Written exercise> Please give the data below again in full, exactly as it stands.

Supplied entries>

-*-*-

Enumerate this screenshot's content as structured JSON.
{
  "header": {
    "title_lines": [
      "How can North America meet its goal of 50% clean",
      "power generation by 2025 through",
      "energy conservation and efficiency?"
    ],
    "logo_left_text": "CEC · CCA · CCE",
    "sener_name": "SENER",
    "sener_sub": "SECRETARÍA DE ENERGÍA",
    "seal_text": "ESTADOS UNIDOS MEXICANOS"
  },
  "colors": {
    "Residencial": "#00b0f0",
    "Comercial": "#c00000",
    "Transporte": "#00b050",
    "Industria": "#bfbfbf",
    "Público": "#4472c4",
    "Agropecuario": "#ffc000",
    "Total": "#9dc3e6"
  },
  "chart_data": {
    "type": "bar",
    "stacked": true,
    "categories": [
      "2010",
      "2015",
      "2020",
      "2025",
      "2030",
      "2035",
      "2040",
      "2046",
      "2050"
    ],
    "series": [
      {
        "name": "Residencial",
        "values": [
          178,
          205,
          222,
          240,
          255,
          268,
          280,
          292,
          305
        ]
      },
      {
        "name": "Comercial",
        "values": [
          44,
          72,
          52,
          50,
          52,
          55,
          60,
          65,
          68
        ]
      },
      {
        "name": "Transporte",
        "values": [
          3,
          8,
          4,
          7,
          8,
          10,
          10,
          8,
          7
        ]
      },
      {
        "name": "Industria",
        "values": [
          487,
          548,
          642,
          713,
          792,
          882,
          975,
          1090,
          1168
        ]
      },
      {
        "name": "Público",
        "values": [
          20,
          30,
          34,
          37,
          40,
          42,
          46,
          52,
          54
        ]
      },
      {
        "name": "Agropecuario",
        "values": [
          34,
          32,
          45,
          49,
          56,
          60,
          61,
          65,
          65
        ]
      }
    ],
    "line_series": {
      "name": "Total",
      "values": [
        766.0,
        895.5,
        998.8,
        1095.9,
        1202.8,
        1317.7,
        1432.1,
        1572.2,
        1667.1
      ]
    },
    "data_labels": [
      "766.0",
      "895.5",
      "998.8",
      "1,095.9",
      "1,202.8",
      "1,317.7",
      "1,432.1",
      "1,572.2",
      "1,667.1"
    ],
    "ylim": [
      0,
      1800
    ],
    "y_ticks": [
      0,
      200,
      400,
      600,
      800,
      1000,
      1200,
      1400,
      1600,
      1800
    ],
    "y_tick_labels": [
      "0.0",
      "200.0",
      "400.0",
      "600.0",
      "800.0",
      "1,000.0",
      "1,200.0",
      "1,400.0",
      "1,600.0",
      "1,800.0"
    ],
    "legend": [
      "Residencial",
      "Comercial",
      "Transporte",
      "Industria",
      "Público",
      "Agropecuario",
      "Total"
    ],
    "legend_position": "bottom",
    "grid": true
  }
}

-*-*-

Solution for this exercise>
Enumerate this screenshot's content as structured JSON.
{
  "header": {
    "title_lines": [
      "How can North America meet its goal of 50% clean",
      "power generation by 2025 through",
      "energy conservation and efficiency?"
    ],
    "logo_left_text": "CEC · CCA · CCE",
    "sener_name": "SENER",
    "sener_sub": "SECRETARÍA DE ENERGÍA",
    "seal_text": "ESTADOS UNIDOS MEXICANOS"
  },
  "colors": {
    "Residencial": "#00b0f0",
    "Comercial": "#c00000",
    "Transporte": "#00b050",
    "Industria": "#bfbfbf",
    "Público": "#4472c4",
    "Agropecuario": "#ffc000",
    "Total": "#9dc3e6"
  },
  "chart_data": {
    "type": "bar",
    "stacked": true,
    "categories": [
      "2010",
      "2015",
      "2020",
      "2025",
      "2030",
      "2035",
      "2040",
      "2046",
      "2050"
    ],
    "series": [
      {
        "name": "Residencial",
        "values": [
          178,
          205,
          222,
          240,
          255,
          268,
          280,
          292,
          305
        ]
      },
      {
        "name": "Comercial",
        "values": [
          44,
          72,
          52,
          50,
          52,
          55,
          60,
          65,
          68
        ]
      },
      {
        "name": "Transporte",
        "values": [
          3,
          8,
          4,
          7,
          8,
          10,
          10,
          8,
          7
        ]
      },
      {
        "name": "Industria",
        "values": [
          487,
          548,
          642,
          713,
          792,
          882,
          975,
          1090,
          1168
        ]
      },
      {
        "name": "Público",
        "values": [
          20,
          30,
          34,
          37,
          40,
          42,
          46,
          52,
          54
        ]
      },
      {
        "name": "Agropecuario",
        "values": [
          34,
          32,
          45,
          49,
          56,
          60,
          61,
          65,
          65
        ]
      }
    ],
    "line_series": {
      "name": "Total",
      "values": [
        766.0,
        895.5,
        998.8,
        1095.9,
        1202.8,
        1317.7,
        1432.1,
        1572.2,
        1667.1
      ]
    },
    "data_labels": [
      "766.0",
      "895.5",
      "998.8",
      "1,095.9",
      "1,202.8",
      "1,317.7",
      "1,432.1",
      "1,572.2",
      "1,667.1"
    ],
    "ylim": [
      0,
      1800
    ],
    "y_ticks": [
      0,
      200,
      400,
      600,
      800,
      1000,
      1200,
      1400,
      1600,
      1800
    ],
    "y_tick_labels": [
      "0.0",
      "200.0",
      "400.0",
      "600.0",
      "800.0",
      "1,000.0",
      "1,200.0",
      "1,400.0",
      "1,600.0",
      "1,800.0"
    ],
    "legend": [
      "Residencial",
      "Comercial",
      "Transporte",
      "Industria",
      "Público",
      "Agropecuario",
      "Total"
    ],
    "legend_position": "bottom",
    "grid": true
  }
}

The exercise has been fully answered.